▶ Records about charts and figures:
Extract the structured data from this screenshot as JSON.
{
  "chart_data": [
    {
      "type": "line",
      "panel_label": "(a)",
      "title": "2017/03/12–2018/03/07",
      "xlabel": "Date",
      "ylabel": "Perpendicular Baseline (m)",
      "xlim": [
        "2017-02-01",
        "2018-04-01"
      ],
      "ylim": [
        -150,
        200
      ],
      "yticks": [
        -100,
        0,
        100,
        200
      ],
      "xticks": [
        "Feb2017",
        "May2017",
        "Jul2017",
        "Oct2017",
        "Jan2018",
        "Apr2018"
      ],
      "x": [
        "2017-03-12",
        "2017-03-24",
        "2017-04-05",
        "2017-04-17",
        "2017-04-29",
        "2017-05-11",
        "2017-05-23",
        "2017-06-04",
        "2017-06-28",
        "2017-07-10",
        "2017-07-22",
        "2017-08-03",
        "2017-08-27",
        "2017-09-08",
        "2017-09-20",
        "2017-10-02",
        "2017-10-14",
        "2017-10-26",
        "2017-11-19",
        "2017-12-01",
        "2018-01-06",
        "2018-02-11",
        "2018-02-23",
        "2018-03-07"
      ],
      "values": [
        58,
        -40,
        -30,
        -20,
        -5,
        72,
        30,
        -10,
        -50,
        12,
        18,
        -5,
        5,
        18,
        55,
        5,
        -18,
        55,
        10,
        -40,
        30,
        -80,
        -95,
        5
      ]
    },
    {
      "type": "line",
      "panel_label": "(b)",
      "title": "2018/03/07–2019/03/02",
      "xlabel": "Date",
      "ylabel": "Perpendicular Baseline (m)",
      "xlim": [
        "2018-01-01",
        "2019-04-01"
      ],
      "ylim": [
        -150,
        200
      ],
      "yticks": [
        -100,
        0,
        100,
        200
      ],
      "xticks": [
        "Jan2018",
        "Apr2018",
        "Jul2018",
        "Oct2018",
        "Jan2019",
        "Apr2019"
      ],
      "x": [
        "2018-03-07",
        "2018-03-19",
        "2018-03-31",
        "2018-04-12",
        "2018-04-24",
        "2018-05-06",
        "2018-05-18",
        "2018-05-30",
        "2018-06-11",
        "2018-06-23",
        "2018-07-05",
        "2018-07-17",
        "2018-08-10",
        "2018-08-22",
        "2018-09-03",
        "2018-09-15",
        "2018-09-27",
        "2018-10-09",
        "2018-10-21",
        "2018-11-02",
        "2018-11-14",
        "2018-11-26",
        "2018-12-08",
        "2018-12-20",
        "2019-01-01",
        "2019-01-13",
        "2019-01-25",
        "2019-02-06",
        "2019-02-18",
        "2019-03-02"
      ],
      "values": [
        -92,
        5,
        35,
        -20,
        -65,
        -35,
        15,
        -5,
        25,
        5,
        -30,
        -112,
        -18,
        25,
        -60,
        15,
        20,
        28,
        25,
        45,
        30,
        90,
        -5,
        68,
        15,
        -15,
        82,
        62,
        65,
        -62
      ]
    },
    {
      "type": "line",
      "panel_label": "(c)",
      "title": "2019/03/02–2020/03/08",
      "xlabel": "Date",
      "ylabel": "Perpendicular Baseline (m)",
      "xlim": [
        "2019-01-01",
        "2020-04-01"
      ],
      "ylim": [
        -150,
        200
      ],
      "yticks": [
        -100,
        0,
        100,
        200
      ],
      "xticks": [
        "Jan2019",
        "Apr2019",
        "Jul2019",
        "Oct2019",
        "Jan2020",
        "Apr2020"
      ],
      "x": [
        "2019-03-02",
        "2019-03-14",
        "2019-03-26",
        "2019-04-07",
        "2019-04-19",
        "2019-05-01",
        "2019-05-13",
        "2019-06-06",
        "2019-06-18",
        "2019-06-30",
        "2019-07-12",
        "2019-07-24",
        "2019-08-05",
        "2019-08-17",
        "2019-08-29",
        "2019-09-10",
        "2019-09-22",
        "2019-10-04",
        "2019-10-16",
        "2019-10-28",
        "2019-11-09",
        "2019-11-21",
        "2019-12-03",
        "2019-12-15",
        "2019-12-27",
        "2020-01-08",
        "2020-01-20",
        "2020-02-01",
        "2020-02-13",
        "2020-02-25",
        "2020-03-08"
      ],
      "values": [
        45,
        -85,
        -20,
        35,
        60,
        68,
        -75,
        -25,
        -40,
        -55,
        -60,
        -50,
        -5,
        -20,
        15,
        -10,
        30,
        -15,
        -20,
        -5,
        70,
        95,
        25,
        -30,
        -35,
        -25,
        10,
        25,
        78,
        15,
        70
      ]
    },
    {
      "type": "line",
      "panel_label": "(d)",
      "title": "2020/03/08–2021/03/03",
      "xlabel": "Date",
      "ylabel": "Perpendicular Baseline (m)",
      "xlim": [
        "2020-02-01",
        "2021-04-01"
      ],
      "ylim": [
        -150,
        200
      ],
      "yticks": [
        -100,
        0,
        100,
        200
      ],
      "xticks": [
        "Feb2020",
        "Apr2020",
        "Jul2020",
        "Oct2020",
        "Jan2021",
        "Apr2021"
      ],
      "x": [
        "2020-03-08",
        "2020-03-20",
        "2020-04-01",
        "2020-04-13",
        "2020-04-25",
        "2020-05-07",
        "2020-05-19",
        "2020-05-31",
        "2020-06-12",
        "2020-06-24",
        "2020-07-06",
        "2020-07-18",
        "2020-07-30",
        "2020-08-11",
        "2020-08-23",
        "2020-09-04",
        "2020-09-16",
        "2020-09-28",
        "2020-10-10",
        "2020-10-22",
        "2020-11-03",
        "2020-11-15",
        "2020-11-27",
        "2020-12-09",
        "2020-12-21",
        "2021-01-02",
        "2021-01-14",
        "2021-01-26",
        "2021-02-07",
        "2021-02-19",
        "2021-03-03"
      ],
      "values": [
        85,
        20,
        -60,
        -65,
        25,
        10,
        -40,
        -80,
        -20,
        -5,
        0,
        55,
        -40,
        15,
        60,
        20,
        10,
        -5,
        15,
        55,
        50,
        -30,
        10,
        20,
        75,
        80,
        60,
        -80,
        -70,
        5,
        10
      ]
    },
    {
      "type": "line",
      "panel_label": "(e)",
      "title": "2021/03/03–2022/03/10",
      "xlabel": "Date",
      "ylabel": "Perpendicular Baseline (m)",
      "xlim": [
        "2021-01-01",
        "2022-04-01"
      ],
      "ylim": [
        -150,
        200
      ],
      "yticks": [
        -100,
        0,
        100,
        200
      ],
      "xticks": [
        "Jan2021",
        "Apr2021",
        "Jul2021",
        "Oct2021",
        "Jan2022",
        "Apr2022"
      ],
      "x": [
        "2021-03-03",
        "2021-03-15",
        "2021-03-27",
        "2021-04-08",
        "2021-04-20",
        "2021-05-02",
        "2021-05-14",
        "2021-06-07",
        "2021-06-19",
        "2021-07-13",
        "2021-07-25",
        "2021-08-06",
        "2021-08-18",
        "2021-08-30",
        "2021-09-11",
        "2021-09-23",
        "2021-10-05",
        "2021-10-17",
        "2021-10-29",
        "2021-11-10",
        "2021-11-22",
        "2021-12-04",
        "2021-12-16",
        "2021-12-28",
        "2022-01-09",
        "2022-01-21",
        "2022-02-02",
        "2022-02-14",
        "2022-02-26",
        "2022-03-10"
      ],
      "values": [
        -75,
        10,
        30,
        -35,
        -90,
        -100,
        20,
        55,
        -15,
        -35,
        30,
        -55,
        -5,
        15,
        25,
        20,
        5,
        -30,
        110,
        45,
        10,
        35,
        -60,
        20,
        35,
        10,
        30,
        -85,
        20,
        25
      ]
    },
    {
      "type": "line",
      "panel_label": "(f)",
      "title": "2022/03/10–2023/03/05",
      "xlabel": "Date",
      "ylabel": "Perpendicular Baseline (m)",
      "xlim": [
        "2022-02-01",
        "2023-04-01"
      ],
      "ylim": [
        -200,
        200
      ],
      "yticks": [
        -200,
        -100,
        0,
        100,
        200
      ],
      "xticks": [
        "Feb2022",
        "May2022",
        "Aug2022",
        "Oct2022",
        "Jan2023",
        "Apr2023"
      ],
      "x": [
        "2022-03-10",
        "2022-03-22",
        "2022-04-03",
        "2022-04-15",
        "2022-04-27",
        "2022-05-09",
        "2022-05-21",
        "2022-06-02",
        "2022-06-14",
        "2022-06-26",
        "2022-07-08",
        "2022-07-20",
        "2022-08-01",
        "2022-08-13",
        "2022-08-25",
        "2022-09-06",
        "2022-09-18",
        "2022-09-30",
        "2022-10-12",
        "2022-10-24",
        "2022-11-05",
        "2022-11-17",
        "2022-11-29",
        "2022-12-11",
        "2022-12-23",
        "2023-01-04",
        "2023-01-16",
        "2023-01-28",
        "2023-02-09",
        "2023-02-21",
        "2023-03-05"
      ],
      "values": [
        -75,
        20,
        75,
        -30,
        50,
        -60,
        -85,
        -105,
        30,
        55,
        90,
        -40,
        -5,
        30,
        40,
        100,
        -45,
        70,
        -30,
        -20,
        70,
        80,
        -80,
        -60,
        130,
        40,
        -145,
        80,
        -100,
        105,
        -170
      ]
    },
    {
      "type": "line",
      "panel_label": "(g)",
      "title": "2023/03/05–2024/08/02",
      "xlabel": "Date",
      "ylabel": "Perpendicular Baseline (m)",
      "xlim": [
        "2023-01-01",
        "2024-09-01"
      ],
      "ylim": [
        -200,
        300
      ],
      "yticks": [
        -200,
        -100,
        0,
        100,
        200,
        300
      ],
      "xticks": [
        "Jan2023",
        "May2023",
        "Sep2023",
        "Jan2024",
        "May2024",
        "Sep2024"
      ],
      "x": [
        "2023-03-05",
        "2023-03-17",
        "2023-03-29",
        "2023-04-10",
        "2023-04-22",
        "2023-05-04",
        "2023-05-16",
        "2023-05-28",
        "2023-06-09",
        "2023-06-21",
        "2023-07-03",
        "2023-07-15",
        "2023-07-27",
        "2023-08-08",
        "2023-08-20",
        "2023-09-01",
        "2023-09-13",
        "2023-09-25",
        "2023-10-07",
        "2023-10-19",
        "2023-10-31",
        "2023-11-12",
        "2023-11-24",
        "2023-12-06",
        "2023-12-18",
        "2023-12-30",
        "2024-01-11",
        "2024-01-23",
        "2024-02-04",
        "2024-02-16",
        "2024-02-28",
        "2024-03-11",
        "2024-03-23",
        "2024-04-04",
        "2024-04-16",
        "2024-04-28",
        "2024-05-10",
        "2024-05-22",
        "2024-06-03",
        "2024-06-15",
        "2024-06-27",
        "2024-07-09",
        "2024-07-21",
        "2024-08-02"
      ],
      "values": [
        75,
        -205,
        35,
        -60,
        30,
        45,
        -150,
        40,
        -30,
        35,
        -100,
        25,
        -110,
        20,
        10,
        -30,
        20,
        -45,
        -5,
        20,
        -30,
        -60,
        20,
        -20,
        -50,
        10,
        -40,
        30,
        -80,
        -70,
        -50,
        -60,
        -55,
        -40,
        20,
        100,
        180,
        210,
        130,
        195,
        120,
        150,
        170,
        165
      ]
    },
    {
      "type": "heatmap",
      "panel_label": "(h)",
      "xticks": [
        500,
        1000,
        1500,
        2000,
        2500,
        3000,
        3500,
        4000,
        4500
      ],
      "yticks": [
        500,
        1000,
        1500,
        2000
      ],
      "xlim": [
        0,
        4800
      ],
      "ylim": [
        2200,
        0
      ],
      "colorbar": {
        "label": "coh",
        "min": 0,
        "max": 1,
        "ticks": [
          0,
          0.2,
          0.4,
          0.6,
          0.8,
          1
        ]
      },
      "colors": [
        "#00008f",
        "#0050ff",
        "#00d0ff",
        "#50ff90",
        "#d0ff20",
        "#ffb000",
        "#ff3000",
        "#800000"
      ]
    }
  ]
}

▶ TO DO: Among the lines of the material, find those that hold the word "title" and copy them.

▶ PROBLEM SOLUTION:
      "title": "2017/03/12–2018/03/07",
      "title": "2018/03/07–2019/03/02",
      "title": "2019/03/02–2020/03/08",
      "title": "2020/03/08–2021/03/03",
      "title": "2021/03/03–2022/03/10",
      "title": "2022/03/10–2023/03/05",
      "title": "2023/03/05–2024/08/02",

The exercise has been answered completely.